* **Goal**
What is the count of lines in the listing below that hold the string "أقسنقر"? Reply with that number alone.

* **Supplied information**
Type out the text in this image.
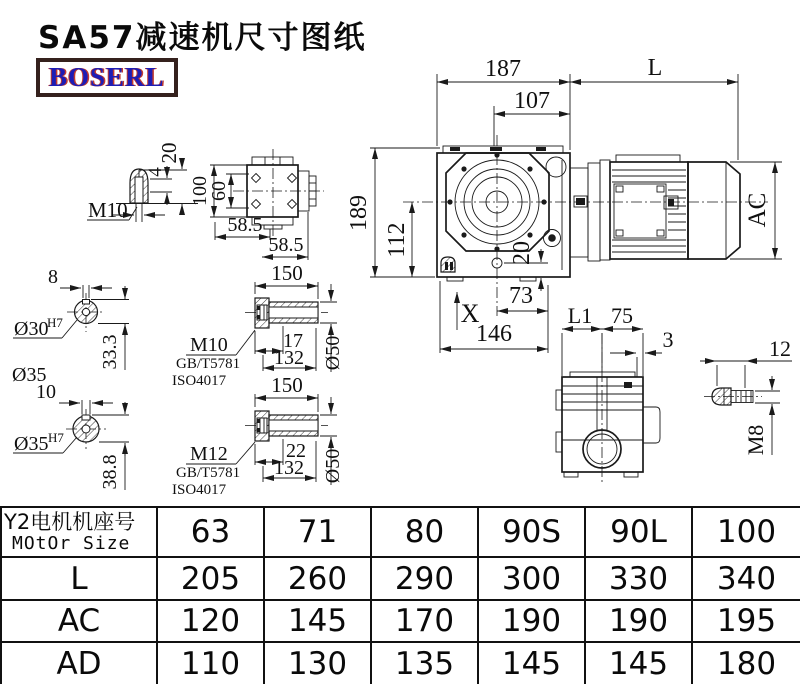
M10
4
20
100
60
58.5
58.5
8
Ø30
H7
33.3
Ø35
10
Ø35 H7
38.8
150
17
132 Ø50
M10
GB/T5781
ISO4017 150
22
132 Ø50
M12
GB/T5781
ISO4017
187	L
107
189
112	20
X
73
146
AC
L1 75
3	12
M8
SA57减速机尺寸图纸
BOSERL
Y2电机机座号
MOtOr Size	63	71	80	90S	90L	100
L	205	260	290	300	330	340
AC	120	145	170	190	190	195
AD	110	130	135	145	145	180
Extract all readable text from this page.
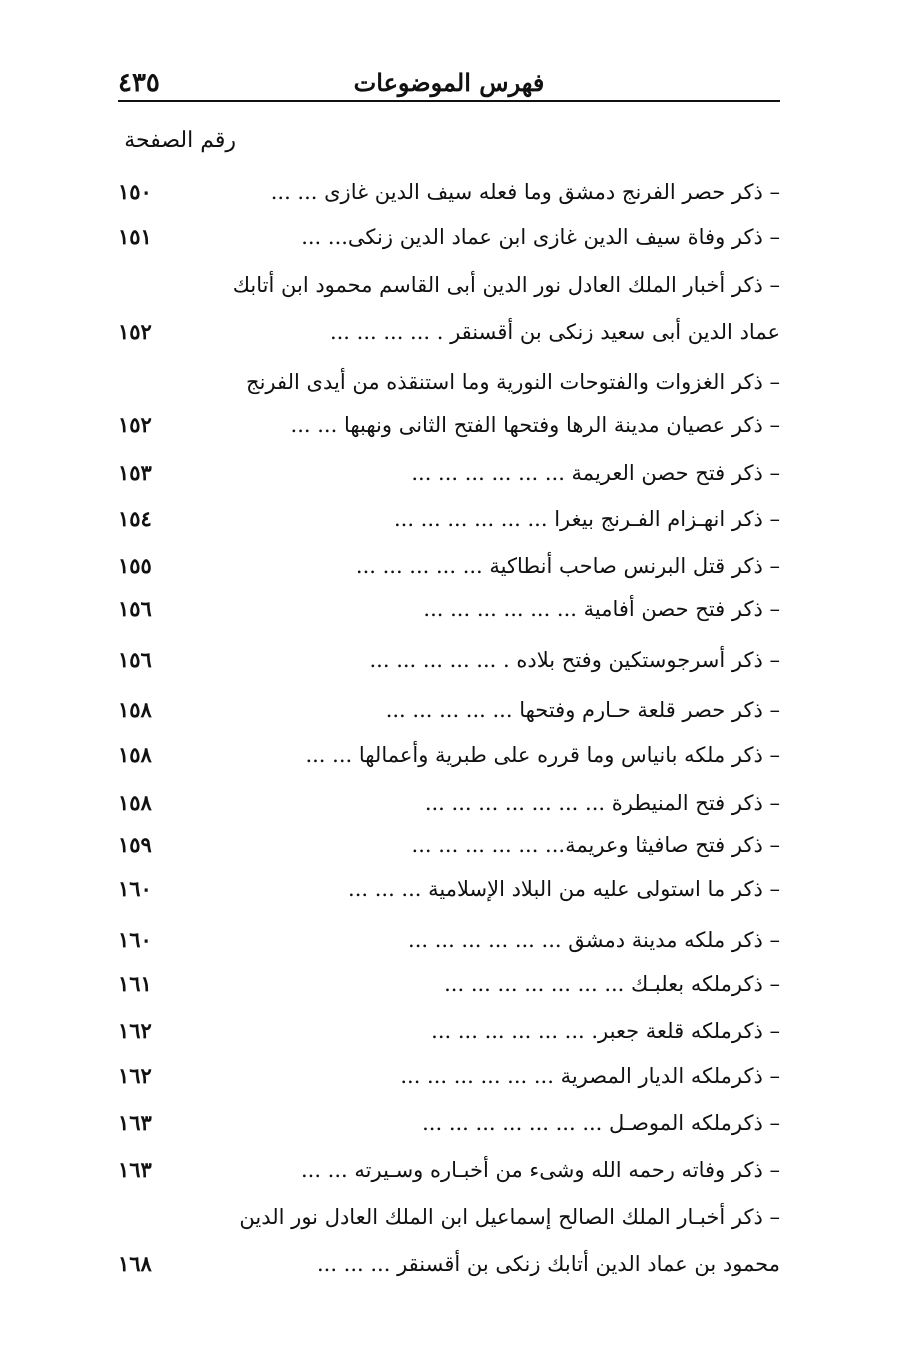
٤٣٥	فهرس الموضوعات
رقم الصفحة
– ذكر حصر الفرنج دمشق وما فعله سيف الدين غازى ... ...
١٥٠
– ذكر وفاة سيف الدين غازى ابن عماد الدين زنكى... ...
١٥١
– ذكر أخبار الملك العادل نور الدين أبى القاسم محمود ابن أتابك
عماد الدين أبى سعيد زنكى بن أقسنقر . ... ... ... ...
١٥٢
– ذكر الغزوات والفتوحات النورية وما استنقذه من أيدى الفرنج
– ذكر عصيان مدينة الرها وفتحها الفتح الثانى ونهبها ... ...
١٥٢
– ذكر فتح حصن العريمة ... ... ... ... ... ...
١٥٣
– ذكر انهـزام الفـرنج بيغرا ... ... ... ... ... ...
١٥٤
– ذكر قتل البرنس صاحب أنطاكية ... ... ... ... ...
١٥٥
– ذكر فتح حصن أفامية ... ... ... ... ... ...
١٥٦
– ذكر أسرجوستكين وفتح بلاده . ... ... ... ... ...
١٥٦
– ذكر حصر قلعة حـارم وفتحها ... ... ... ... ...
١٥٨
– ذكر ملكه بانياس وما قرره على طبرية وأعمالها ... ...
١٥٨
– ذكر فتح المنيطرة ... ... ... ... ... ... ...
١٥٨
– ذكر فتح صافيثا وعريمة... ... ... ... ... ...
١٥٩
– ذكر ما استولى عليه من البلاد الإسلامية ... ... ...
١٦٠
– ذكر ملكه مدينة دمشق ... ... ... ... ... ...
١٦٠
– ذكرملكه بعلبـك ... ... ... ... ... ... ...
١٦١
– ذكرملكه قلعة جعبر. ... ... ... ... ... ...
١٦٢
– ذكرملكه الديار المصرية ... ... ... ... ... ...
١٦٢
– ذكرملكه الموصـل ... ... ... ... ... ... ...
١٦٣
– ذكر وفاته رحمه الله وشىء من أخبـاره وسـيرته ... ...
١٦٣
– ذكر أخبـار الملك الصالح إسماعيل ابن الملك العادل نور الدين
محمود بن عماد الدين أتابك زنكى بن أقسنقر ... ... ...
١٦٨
---
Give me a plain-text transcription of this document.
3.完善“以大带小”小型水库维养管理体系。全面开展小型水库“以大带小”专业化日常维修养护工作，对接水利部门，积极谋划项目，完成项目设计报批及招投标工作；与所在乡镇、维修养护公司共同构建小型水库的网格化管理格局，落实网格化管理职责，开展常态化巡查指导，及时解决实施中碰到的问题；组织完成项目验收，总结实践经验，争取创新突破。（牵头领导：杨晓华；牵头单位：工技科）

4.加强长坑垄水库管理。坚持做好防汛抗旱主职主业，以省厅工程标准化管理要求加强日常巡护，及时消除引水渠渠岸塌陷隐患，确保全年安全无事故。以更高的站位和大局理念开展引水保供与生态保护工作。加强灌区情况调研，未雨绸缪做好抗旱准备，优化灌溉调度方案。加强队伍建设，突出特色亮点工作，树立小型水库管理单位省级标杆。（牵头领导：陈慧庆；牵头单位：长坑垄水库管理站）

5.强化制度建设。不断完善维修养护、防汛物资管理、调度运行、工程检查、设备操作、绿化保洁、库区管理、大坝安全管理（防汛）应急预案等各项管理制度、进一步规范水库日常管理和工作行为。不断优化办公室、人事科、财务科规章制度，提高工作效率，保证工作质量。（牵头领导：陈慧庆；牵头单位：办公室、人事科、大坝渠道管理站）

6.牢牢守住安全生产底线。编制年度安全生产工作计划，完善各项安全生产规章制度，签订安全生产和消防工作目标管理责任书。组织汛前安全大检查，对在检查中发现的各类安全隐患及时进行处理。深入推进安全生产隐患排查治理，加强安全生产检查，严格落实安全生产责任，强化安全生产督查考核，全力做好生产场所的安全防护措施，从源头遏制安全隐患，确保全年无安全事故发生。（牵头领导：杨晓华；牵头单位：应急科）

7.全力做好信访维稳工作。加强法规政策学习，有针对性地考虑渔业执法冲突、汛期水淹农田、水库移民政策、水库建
---
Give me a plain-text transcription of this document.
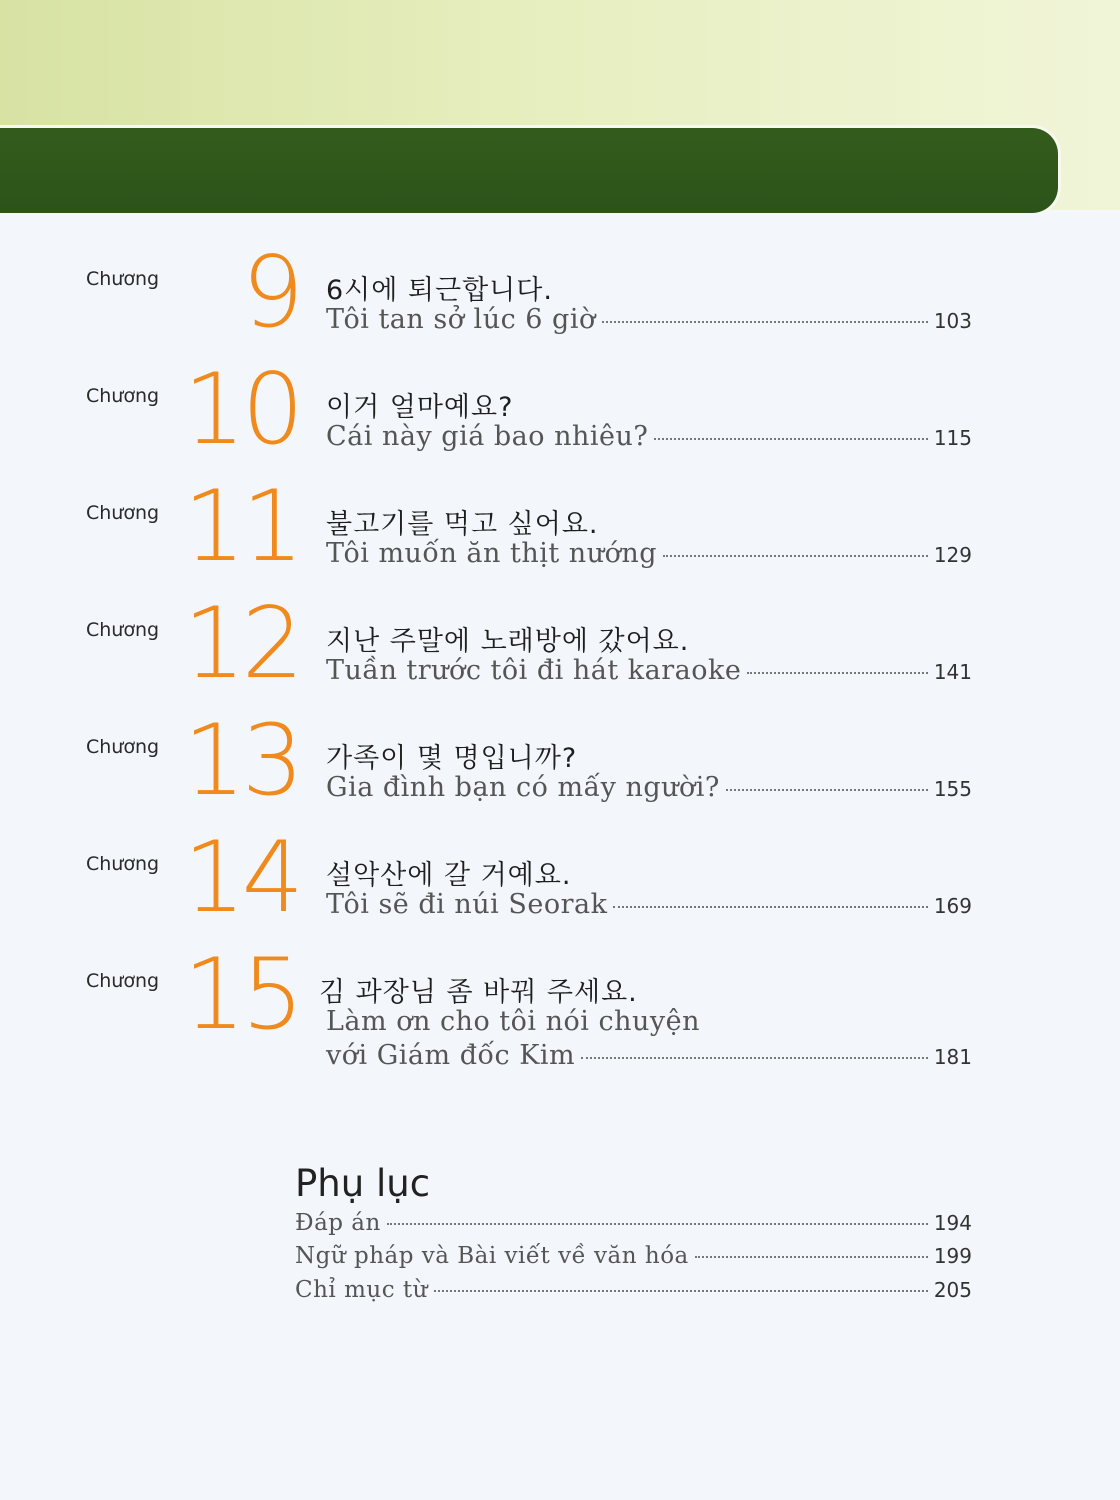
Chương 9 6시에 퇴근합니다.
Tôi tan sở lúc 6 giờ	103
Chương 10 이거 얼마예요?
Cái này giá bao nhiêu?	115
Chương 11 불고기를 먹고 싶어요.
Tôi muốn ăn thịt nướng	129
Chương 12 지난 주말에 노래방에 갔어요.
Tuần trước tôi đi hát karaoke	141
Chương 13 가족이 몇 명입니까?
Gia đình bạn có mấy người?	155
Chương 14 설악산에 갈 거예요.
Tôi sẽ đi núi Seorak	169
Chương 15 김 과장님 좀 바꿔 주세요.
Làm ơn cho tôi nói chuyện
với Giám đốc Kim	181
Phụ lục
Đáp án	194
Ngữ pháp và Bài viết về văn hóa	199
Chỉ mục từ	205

* **Full answer**
2